→ DOCUMENT
· · · ·

Compare sentences from input document with all sentences from reference documents - find very similar ones.

These details have not been verified by PyPI

Project links

Project description

Sentence Plagiarism Checker

A tool to compare sentences from an input document with all sentences from reference documents to find similar content.

PyPI Version Python Versions Downloads Code Coverage

Overview

A command-line tool for detecting sentence-level plagiarism using the Jaccard similarity algorithm. This tool allows users to compare an input document against multiple reference documents and identify similar sentences.

Features

Detects sentence-level plagiarism using Jaccard similarity.
Configurable similarity threshold.
Filters sentences by minimum length.
Outputs results in text and JSON format.
Quiet mode to suppress console output.
Interactive HTML visualization of plagiarized content.

Text Splitting

The tool splits text into sentences using intelligent sentence boundary detection:

Uses regex pattern to identify sentence endings (periods, question marks, exclamation points)
Avoids splitting abbreviations (e.g., "e.g.", "Dr.") or initials (e.g., "A.B.")

· · · ·

→ BRIEF 1
Write out the plagiarism checker page in full, word for word.
The plagiarism checker page and the listing are unrelated material.

→ EXERCISE DATA
· · · ·

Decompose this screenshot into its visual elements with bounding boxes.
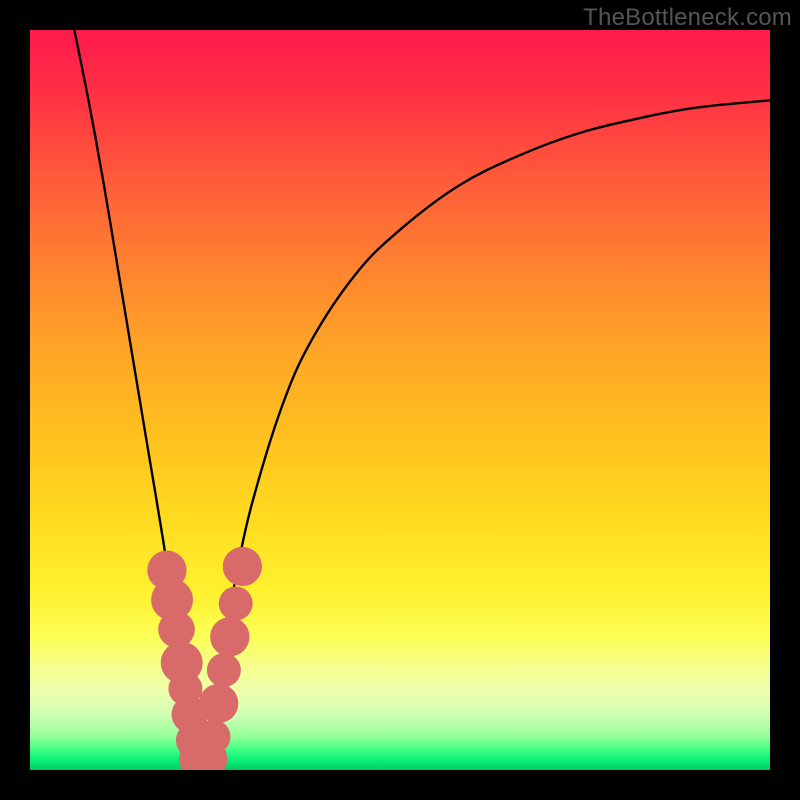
curve-marker xyxy=(207,653,241,687)
curve-svg xyxy=(30,30,770,770)
plot-area xyxy=(30,30,770,770)
curve-marker xyxy=(197,720,231,754)
curve-marker xyxy=(210,617,249,656)
curve-marker xyxy=(223,547,262,586)
curve-marker xyxy=(219,587,253,621)
curve-markers xyxy=(147,547,262,770)
watermark-text: TheBottleneck.com xyxy=(583,4,792,32)
chart-frame: TheBottleneck.com xyxy=(0,0,800,800)
curve-marker xyxy=(158,611,195,648)
curve-marker xyxy=(199,684,238,723)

· · · ·

→ BRIEF 2
In the listing, take the lines between the one containing "curve-marker xyxy=(207,653,241,687)" and the one containing "curve-markers xyxy=(147,547,262,770)", inclusive, and swap "plot-area" for "drawing-area". Give only those lines, otherwise unchanged.

→ FINAL RESULT 1
Compare sentences from input document with all sentences from reference documents - find very similar ones.

These details have not been verified by PyPI

Project links

Project description

Sentence Plagiarism Checker

A tool to compare sentences from an input document with all sentences from reference documents to find similar content.

PyPI Version Python Versions Downloads Code Coverage

Overview

A command-line tool for detecting sentence-level plagiarism using the Jaccard similarity algorithm. This tool allows users to compare an input document against multiple reference documents and identify similar sentences.

Features

Detects sentence-level plagiarism using Jaccard similarity.
Configurable similarity threshold.
Filters sentences by minimum length.
Outputs results in text and JSON format.
Quiet mode to suppress console output.
Interactive HTML visualization of plagiarized content.

Text Splitting

The tool splits text into sentences using intelligent sentence boundary detection:

Uses regex pattern to identify sentence endings (periods, question marks, exclamation points)
Avoids splitting abbreviations (e.g., "e.g.", "Dr.") or initials (e.g., "A.B.")

→ FINAL RESULT 2
curve-marker xyxy=(207,653,241,687)
curve-svg xyxy=(30,30,770,770)
drawing-area xyxy=(30,30,770,770)
curve-marker xyxy=(197,720,231,754)
curve-marker xyxy=(210,617,249,656)
curve-marker xyxy=(223,547,262,586)
curve-marker xyxy=(219,587,253,621)
curve-markers xyxy=(147,547,262,770)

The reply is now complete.